#### [WHAT TO DO]
Return the count of lines that mention "Business", with no other words.

──────

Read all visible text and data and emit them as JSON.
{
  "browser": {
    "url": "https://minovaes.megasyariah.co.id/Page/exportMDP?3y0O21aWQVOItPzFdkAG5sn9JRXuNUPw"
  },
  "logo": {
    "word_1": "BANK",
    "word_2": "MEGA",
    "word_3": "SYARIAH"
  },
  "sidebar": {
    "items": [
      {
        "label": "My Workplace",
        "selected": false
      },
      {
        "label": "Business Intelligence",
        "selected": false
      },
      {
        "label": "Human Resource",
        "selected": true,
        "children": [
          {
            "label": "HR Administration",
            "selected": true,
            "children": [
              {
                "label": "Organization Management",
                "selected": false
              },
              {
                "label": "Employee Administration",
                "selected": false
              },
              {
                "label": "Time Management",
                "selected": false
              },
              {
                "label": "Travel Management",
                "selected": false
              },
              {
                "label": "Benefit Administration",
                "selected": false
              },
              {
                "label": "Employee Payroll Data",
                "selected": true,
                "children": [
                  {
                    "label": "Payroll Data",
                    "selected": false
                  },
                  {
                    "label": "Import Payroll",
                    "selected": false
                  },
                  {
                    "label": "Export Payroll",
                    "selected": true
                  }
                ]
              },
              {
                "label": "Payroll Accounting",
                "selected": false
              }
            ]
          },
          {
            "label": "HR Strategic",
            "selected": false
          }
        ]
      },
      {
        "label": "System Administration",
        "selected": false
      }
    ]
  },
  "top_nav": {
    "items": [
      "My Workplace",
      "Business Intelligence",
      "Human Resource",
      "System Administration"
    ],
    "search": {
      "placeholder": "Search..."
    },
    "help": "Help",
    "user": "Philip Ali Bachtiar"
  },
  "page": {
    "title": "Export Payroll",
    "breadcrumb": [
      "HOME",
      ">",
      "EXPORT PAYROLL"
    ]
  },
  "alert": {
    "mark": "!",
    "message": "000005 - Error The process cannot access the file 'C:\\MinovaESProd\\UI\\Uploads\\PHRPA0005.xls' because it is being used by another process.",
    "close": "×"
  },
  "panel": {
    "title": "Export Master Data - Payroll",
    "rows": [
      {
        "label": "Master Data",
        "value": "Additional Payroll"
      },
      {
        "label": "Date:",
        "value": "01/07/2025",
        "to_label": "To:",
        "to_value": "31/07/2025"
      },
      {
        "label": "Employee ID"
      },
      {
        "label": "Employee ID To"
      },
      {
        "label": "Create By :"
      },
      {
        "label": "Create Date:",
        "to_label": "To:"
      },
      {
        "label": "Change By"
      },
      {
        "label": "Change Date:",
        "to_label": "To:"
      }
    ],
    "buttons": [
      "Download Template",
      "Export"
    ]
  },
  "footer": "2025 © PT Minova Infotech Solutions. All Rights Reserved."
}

──────

#### [ANSWER TO THE PROBLEM]
2